_Task details_. Copy each line of the entries that contains the word "Board".

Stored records
-- start --
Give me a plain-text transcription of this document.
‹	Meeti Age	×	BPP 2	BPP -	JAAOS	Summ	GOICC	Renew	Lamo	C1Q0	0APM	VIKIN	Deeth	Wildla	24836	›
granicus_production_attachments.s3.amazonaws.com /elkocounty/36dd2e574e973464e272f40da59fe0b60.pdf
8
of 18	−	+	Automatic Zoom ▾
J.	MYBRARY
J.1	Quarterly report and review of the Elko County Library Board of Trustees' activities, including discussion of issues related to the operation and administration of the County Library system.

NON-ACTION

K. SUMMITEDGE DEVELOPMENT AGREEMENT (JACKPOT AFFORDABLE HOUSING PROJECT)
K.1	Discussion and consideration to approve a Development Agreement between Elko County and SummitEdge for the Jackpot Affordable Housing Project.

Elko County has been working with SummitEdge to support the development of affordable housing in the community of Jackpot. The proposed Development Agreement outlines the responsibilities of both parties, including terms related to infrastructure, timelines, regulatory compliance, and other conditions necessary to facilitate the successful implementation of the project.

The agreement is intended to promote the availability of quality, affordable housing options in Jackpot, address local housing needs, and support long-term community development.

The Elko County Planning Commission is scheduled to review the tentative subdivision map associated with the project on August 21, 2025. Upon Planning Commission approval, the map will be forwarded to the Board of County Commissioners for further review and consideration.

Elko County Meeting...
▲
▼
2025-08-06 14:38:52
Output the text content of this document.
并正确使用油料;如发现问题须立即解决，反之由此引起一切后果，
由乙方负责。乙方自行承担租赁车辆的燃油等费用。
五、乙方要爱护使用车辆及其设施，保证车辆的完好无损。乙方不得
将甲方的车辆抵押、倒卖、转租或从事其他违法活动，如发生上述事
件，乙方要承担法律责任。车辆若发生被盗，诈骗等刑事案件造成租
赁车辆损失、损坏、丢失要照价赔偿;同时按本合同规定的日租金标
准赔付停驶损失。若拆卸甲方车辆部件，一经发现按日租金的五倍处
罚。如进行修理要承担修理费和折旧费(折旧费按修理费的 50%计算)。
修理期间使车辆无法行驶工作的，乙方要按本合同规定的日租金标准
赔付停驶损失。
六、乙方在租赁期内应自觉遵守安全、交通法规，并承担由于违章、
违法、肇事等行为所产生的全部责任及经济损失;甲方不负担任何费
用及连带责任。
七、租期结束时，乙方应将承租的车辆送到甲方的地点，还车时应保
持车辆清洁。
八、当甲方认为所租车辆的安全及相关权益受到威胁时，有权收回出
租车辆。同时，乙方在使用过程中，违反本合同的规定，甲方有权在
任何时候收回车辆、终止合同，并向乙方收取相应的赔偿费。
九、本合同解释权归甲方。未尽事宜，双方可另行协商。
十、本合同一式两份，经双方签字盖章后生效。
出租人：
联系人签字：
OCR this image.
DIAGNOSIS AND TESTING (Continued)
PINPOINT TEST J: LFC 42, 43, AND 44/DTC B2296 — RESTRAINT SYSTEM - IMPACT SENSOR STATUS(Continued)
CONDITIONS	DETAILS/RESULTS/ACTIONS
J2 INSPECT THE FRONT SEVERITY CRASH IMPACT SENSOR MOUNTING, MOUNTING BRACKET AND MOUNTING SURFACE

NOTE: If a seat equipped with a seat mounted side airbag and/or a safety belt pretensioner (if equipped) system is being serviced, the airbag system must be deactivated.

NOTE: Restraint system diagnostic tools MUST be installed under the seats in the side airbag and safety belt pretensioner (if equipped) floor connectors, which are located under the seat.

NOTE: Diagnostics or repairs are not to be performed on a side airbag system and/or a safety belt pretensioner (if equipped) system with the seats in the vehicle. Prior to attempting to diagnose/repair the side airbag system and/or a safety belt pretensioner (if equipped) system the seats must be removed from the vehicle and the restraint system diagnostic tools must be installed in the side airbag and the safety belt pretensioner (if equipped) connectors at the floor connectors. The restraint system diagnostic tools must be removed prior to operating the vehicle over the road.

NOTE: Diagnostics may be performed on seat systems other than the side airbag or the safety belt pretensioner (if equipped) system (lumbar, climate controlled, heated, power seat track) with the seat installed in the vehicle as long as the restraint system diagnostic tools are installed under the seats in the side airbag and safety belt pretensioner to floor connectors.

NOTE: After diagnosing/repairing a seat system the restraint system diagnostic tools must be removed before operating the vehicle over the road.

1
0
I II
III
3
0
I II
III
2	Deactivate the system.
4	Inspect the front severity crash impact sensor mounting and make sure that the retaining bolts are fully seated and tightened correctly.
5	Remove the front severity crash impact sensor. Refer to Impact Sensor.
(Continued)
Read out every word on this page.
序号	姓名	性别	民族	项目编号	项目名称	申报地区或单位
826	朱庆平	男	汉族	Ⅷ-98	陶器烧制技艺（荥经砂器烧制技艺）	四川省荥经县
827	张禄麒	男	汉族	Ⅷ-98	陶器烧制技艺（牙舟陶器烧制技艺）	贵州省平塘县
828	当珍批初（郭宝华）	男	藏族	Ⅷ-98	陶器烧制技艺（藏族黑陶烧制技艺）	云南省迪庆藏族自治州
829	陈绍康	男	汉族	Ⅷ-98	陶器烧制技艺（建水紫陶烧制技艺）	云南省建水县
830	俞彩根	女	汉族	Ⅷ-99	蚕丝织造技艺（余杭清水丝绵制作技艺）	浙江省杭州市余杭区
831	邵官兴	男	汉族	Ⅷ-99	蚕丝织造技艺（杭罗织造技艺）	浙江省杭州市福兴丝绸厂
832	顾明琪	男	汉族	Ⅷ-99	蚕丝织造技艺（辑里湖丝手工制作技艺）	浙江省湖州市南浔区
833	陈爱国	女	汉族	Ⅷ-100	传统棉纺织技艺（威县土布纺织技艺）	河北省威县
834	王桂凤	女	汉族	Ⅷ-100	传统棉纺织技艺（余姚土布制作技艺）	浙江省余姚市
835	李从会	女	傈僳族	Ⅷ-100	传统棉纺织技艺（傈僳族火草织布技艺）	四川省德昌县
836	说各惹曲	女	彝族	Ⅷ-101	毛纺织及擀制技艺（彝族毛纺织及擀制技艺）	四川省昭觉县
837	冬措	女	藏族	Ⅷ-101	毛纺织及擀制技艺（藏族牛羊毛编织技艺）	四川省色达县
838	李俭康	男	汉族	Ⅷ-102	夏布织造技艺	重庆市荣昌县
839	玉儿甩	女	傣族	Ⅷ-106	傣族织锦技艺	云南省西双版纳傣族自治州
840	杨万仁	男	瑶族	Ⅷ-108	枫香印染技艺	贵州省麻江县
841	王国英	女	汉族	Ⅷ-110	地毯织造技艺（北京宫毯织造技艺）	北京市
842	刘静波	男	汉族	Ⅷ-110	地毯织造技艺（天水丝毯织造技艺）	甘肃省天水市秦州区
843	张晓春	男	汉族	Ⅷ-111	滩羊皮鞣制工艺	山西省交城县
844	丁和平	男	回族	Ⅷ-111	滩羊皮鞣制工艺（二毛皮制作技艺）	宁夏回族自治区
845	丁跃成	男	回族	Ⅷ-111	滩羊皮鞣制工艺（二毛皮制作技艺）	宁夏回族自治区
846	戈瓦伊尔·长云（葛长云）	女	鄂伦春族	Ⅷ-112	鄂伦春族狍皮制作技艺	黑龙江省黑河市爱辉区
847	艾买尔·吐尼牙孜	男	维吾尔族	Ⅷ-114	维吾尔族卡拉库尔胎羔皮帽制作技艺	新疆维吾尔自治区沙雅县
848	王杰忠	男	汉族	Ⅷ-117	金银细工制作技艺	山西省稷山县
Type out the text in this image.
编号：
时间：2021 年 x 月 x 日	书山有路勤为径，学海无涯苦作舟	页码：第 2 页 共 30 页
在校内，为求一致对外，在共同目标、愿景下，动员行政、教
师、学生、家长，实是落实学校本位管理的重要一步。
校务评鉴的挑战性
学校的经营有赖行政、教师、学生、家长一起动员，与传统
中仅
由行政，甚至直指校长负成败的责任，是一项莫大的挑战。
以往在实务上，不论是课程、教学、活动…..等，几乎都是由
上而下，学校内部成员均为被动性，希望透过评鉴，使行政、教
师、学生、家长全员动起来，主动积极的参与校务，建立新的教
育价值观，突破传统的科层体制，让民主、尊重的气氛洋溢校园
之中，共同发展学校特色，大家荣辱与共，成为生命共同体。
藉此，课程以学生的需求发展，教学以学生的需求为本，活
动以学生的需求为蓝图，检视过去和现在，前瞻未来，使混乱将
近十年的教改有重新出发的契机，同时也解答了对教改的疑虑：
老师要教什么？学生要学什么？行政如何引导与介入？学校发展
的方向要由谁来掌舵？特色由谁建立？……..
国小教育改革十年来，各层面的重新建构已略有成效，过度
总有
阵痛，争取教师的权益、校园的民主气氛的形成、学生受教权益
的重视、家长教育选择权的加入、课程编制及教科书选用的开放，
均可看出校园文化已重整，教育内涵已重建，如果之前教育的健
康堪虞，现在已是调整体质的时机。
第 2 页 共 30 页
-- end --
_Answer to this task_.
J.1	Quarterly report and review of the Elko County Library Board of Trustees' activities, including discussion of issues related to the operation and administration of the County Library system.
The Elko County Planning Commission is scheduled to review the tentative subdivision map associated with the project on August 21, 2025. Upon Planning Commission approval, the map will be forwarded to the Board of County Commissioners for further review and consideration.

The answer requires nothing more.